• [WORK TO COMPLETE]: Only the run of lines from the one containing "Type out the text in this image." through the last line should be returned, exactly as written.
═══ RECORDS TO USE ═══
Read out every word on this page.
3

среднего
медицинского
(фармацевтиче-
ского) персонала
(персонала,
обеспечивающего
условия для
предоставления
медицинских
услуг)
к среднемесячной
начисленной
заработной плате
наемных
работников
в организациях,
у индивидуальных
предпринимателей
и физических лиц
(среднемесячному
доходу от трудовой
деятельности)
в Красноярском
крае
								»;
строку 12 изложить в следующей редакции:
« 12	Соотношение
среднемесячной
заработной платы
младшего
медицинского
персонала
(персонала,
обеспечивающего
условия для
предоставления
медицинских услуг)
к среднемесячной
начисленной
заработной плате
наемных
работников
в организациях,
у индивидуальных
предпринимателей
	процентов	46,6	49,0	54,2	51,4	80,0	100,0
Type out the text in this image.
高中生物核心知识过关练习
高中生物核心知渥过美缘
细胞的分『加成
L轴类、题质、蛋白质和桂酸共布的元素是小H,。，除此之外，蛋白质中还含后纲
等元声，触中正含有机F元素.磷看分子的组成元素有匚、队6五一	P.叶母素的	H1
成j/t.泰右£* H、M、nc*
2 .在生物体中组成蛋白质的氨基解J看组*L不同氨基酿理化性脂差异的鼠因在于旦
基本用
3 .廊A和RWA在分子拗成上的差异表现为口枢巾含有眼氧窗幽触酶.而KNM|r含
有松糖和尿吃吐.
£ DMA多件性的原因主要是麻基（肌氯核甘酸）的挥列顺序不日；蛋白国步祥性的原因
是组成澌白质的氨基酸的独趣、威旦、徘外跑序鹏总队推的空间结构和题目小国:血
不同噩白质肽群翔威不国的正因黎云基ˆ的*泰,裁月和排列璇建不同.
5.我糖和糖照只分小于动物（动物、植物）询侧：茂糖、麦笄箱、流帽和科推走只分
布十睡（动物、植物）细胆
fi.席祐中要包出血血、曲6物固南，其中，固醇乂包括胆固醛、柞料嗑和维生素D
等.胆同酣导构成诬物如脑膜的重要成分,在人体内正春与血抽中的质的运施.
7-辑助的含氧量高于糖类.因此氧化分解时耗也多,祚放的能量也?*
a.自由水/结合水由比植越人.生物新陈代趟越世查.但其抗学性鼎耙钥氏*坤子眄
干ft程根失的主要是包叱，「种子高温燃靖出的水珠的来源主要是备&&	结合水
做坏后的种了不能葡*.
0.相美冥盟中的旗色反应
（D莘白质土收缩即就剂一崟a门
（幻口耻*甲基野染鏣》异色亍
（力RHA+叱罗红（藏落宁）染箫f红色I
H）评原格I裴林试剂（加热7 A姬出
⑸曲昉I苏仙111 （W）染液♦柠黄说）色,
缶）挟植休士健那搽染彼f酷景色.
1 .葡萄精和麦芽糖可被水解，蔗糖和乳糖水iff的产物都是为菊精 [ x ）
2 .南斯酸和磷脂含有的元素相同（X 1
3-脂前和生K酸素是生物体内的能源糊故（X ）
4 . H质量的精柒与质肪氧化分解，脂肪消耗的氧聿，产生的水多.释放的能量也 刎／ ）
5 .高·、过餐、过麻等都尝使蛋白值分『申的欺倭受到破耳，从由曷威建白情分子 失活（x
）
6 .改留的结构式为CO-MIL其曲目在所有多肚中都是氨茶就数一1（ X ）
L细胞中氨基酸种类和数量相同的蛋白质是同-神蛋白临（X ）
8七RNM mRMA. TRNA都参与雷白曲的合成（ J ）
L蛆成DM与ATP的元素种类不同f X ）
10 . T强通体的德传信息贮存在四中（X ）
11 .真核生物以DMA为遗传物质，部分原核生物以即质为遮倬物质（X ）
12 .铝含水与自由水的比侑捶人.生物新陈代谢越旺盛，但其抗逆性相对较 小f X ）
═══
• [EXERCISE OUTPUT]:
Type out the text in this image.
高中生物核心知识过关练习
高中生物核心知渥过美缘
细胞的分『加成
L轴类、题质、蛋白质和桂酸共布的元素是小H,。，除此之外，蛋白质中还含后纲
等元声，触中正含有机F元素.磷看分子的组成元素有匚、队6五一	P.叶母素的	H1
成j/t.泰右£* H、M、nc*
2 .在生物体中组成蛋白质的氨基解J看组*L不同氨基酿理化性脂差异的鼠因在于旦
基本用
3 .廊A和RWA在分子拗成上的差异表现为口枢巾含有眼氧窗幽触酶.而KNM|r含
有松糖和尿吃吐.
£ DMA多件性的原因主要是麻基（肌氯核甘酸）的挥列顺序不日；蛋白国步祥性的原因
是组成澌白质的氨基酸的独趣、威旦、徘外跑序鹏总队推的空间结构和题目小国:血
不同噩白质肽群翔威不国的正因黎云基ˆ的*泰,裁月和排列璇建不同.
5.我糖和糖照只分小于动物（动物、植物）询侧：茂糖、麦笄箱、流帽和科推走只分
布十睡（动物、植物）细胆
fi.席祐中要包出血血、曲6物固南，其中，固醇乂包括胆固醛、柞料嗑和维生素D
等.胆同酣导构成诬物如脑膜的重要成分,在人体内正春与血抽中的质的运施.
7-辑助的含氧量高于糖类.因此氧化分解时耗也多,祚放的能量也?*
a.自由水/结合水由比植越人.生物新陈代趟越世查.但其抗学性鼎耙钥氏*坤子眄
干ft程根失的主要是包叱，「种子高温燃靖出的水珠的来源主要是备&&	结合水
做坏后的种了不能葡*.
0.相美冥盟中的旗色反应
（D莘白质土收缩即就剂一崟a门
（幻口耻*甲基野染鏣》异色亍
（力RHA+叱罗红（藏落宁）染箫f红色I
H）评原格I裴林试剂（加热7 A姬出
⑸曲昉I苏仙111 （W）染液♦柠黄说）色,
缶）挟植休士健那搽染彼f酷景色.
1 .葡萄精和麦芽糖可被水解，蔗糖和乳糖水iff的产物都是为菊精 [ x ）
2 .南斯酸和磷脂含有的元素相同（X 1
3-脂前和生K酸素是生物体内的能源糊故（X ）
4 . H质量的精柒与质肪氧化分解，脂肪消耗的氧聿，产生的水多.释放的能量也 刎／ ）
5 .高·、过餐、过麻等都尝使蛋白值分『申的欺倭受到破耳，从由曷威建白情分子 失活（x
）
6 .改留的结构式为CO-MIL其曲目在所有多肚中都是氨茶就数一1（ X ）
L细胞中氨基酸种类和数量相同的蛋白质是同-神蛋白临（X ）
8七RNM mRMA. TRNA都参与雷白曲的合成（ J ）
L蛆成DM与ATP的元素种类不同f X ）
10 . T强通体的德传信息贮存在四中（X ）
11 .真核生物以DMA为遗传物质，部分原核生物以即质为遮倬物质（X ）
12 .铝含水与自由水的比侑捶人.生物新陈代谢越旺盛，但其抗逆性相对较 小f X ）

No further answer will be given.